[Records about charts and figures]
--- --- ---
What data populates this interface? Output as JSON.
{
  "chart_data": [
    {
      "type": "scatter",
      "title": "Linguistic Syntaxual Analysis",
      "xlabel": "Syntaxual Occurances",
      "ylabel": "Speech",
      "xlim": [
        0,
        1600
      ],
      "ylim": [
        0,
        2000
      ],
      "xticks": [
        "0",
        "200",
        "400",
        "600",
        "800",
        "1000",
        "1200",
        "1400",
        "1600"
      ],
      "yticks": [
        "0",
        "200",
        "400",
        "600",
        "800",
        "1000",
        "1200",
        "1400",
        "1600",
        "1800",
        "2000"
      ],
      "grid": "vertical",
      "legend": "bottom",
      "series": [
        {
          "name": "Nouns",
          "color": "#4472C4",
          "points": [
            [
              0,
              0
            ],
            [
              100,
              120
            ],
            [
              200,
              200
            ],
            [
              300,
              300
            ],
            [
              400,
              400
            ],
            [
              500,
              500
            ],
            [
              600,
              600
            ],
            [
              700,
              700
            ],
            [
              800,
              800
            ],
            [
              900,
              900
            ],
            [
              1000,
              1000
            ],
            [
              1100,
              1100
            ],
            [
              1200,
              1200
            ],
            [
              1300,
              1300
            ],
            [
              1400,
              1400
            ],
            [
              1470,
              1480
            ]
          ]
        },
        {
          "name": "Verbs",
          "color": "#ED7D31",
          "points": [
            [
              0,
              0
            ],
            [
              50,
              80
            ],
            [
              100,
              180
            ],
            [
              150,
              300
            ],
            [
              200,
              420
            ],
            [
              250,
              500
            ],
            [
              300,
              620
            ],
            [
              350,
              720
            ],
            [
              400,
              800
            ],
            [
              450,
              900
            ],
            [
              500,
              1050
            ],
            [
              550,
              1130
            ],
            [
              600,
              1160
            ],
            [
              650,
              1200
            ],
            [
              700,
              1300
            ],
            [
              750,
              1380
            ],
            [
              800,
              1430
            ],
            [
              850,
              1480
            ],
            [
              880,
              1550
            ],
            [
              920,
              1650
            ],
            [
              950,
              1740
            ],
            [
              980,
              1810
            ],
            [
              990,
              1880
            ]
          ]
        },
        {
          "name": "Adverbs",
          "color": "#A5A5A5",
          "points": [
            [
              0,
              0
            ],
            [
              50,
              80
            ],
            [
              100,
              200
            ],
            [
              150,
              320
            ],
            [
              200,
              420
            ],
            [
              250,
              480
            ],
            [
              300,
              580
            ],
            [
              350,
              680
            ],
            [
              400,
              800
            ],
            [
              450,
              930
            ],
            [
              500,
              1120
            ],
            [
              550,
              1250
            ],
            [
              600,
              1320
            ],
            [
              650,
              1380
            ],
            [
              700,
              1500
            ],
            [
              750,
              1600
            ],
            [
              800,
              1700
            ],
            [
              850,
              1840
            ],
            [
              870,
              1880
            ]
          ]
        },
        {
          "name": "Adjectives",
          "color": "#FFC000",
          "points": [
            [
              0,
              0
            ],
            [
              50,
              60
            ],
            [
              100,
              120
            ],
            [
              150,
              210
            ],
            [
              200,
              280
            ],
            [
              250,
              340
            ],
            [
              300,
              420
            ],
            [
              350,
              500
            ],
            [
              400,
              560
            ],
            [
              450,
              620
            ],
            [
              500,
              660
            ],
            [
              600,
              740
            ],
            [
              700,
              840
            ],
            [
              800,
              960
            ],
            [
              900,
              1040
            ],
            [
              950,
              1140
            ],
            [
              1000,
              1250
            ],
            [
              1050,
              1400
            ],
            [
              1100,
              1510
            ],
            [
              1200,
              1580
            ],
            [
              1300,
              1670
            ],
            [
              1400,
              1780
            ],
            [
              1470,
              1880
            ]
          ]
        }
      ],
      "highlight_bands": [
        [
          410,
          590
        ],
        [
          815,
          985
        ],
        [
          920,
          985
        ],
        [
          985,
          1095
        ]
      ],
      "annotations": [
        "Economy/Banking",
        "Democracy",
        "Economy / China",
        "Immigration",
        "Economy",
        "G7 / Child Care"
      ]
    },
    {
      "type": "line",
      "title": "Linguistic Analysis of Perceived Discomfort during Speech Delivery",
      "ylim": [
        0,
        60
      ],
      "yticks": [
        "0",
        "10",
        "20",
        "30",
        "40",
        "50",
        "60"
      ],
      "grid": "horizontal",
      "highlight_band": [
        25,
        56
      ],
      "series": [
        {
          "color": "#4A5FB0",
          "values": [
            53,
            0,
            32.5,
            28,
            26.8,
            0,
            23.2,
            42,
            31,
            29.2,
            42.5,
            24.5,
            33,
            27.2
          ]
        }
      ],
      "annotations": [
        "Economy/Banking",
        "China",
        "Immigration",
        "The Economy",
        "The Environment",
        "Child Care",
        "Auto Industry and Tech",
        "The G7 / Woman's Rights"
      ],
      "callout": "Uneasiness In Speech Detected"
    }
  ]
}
--- --- ---
Given request:
List each line in the listing that contains the string "Syntaxual".

Solution:
      "title": "Linguistic Syntaxual Analysis",
      "xlabel": "Syntaxual Occurances",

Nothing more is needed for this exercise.